* RECORDS PROVIDED
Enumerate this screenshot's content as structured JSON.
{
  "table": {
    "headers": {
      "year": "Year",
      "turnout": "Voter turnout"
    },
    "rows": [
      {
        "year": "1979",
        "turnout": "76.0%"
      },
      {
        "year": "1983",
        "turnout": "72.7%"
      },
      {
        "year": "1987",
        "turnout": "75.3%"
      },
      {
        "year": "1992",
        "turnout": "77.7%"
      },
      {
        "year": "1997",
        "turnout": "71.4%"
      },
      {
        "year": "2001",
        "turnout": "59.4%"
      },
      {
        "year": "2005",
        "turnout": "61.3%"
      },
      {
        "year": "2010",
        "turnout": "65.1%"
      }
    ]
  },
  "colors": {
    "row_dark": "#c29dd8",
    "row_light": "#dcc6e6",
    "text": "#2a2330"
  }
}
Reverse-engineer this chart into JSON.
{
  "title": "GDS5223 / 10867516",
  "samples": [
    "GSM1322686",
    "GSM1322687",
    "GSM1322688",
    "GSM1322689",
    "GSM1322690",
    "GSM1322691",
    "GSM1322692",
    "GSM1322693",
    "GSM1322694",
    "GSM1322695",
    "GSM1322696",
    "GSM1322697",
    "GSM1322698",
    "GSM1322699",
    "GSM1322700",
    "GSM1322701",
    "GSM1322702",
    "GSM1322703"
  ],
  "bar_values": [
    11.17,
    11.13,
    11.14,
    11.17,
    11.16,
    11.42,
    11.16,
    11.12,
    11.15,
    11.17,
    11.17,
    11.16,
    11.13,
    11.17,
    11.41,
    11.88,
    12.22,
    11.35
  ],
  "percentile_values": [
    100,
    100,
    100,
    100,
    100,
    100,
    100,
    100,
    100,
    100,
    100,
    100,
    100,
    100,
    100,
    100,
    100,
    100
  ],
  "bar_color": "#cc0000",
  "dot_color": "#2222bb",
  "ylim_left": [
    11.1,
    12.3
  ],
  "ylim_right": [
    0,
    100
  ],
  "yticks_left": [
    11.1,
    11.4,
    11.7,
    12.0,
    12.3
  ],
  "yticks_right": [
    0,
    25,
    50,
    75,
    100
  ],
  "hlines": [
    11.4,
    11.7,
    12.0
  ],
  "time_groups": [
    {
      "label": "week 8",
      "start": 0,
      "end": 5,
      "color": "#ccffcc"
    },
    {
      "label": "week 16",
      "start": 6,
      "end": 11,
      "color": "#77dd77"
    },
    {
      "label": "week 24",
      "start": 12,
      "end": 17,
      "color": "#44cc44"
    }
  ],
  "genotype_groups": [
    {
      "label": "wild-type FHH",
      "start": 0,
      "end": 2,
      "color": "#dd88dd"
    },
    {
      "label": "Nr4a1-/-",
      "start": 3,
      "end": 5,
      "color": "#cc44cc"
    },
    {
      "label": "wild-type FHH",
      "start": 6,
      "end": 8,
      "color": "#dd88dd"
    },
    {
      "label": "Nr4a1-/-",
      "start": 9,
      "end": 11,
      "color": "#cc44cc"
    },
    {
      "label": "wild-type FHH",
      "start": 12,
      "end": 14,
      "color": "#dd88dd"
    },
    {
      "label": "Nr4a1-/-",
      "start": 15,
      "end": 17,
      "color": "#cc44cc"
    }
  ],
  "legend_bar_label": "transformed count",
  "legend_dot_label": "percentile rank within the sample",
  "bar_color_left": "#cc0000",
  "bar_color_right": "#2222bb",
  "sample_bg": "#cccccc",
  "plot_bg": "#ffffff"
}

* WHAT YOU HAVE TO DO
Quote every line of the data, word for word.

* TASK RESULT
Enumerate this screenshot's content as structured JSON.
{
  "table": {
    "headers": {
      "year": "Year",
      "turnout": "Voter turnout"
    },
    "rows": [
      {
        "year": "1979",
        "turnout": "76.0%"
      },
      {
        "year": "1983",
        "turnout": "72.7%"
      },
      {
        "year": "1987",
        "turnout": "75.3%"
      },
      {
        "year": "1992",
        "turnout": "77.7%"
      },
      {
        "year": "1997",
        "turnout": "71.4%"
      },
      {
        "year": "2001",
        "turnout": "59.4%"
      },
      {
        "year": "2005",
        "turnout": "61.3%"
      },
      {
        "year": "2010",
        "turnout": "65.1%"
      }
    ]
  },
  "colors": {
    "row_dark": "#c29dd8",
    "row_light": "#dcc6e6",
    "text": "#2a2330"
  }
}
Reverse-engineer this chart into JSON.
{
  "title": "GDS5223 / 10867516",
  "samples": [
    "GSM1322686",
    "GSM1322687",
    "GSM1322688",
    "GSM1322689",
    "GSM1322690",
    "GSM1322691",
    "GSM1322692",
    "GSM1322693",
    "GSM1322694",
    "GSM1322695",
    "GSM1322696",
    "GSM1322697",
    "GSM1322698",
    "GSM1322699",
    "GSM1322700",
    "GSM1322701",
    "GSM1322702",
    "GSM1322703"
  ],
  "bar_values": [
    11.17,
    11.13,
    11.14,
    11.17,
    11.16,
    11.42,
    11.16,
    11.12,
    11.15,
    11.17,
    11.17,
    11.16,
    11.13,
    11.17,
    11.41,
    11.88,
    12.22,
    11.35
  ],
  "percentile_values": [
    100,
    100,
    100,
    100,
    100,
    100,
    100,
    100,
    100,
    100,
    100,
    100,
    100,
    100,
    100,
    100,
    100,
    100
  ],
  "bar_color": "#cc0000",
  "dot_color": "#2222bb",
  "ylim_left": [
    11.1,
    12.3
  ],
  "ylim_right": [
    0,
    100
  ],
  "yticks_left": [
    11.1,
    11.4,
    11.7,
    12.0,
    12.3
  ],
  "yticks_right": [
    0,
    25,
    50,
    75,
    100
  ],
  "hlines": [
    11.4,
    11.7,
    12.0
  ],
  "time_groups": [
    {
      "label": "week 8",
      "start": 0,
      "end": 5,
      "color": "#ccffcc"
    },
    {
      "label": "week 16",
      "start": 6,
      "end": 11,
      "color": "#77dd77"
    },
    {
      "label": "week 24",
      "start": 12,
      "end": 17,
      "color": "#44cc44"
    }
  ],
  "genotype_groups": [
    {
      "label": "wild-type FHH",
      "start": 0,
      "end": 2,
      "color": "#dd88dd"
    },
    {
      "label": "Nr4a1-/-",
      "start": 3,
      "end": 5,
      "color": "#cc44cc"
    },
    {
      "label": "wild-type FHH",
      "start": 6,
      "end": 8,
      "color": "#dd88dd"
    },
    {
      "label": "Nr4a1-/-",
      "start": 9,
      "end": 11,
      "color": "#cc44cc"
    },
    {
      "label": "wild-type FHH",
      "start": 12,
      "end": 14,
      "color": "#dd88dd"
    },
    {
      "label": "Nr4a1-/-",
      "start": 15,
      "end": 17,
      "color": "#cc44cc"
    }
  ],
  "legend_bar_label": "transformed count",
  "legend_dot_label": "percentile rank within the sample",
  "bar_color_left": "#cc0000",
  "bar_color_right": "#2222bb",
  "sample_bg": "#cccccc",
  "plot_bg": "#ffffff"
}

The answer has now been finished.